- _Problem description_:
Look through the data below. Pick out the lines holding the string "date".

- _Dataset content_:

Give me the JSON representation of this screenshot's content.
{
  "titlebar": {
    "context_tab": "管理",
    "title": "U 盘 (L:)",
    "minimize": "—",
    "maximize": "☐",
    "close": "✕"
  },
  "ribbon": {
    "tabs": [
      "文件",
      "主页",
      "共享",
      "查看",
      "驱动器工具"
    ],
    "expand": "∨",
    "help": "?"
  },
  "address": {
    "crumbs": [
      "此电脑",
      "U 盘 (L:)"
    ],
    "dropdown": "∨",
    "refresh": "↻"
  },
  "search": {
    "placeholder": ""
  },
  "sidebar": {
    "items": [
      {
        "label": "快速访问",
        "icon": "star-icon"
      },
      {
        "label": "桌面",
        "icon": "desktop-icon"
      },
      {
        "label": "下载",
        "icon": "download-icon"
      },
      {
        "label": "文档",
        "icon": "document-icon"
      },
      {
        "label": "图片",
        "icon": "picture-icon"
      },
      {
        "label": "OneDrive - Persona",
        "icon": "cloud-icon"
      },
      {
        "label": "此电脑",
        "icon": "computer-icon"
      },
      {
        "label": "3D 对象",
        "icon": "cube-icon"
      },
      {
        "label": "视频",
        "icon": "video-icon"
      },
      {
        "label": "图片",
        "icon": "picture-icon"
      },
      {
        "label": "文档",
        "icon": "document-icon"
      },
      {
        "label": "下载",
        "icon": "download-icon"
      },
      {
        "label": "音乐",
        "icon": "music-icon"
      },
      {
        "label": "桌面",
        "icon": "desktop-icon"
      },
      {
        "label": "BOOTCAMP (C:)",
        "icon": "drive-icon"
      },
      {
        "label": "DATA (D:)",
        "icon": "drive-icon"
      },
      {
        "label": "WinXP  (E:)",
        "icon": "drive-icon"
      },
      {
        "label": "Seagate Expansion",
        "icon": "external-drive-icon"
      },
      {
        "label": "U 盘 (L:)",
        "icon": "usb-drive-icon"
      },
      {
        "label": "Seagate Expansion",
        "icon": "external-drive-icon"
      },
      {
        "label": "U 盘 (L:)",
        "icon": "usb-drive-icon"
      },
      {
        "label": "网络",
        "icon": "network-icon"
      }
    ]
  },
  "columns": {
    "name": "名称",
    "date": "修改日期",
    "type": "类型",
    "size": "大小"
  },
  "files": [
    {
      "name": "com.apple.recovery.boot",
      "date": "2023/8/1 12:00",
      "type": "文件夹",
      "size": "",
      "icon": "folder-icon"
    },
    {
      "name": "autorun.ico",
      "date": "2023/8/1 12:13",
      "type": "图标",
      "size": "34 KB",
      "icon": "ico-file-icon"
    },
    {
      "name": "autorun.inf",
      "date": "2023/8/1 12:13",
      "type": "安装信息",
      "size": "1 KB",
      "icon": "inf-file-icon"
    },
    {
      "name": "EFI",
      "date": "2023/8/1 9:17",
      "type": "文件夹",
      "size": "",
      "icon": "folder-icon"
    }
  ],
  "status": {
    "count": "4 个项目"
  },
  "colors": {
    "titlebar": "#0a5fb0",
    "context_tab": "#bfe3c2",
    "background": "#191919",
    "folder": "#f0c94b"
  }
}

- _Solution below_:
    "date": "修改日期",
      "date": "2023/8/1 12:00",
      "date": "2023/8/1 12:13",
      "date": "2023/8/1 12:13",
      "date": "2023/8/1 9:17",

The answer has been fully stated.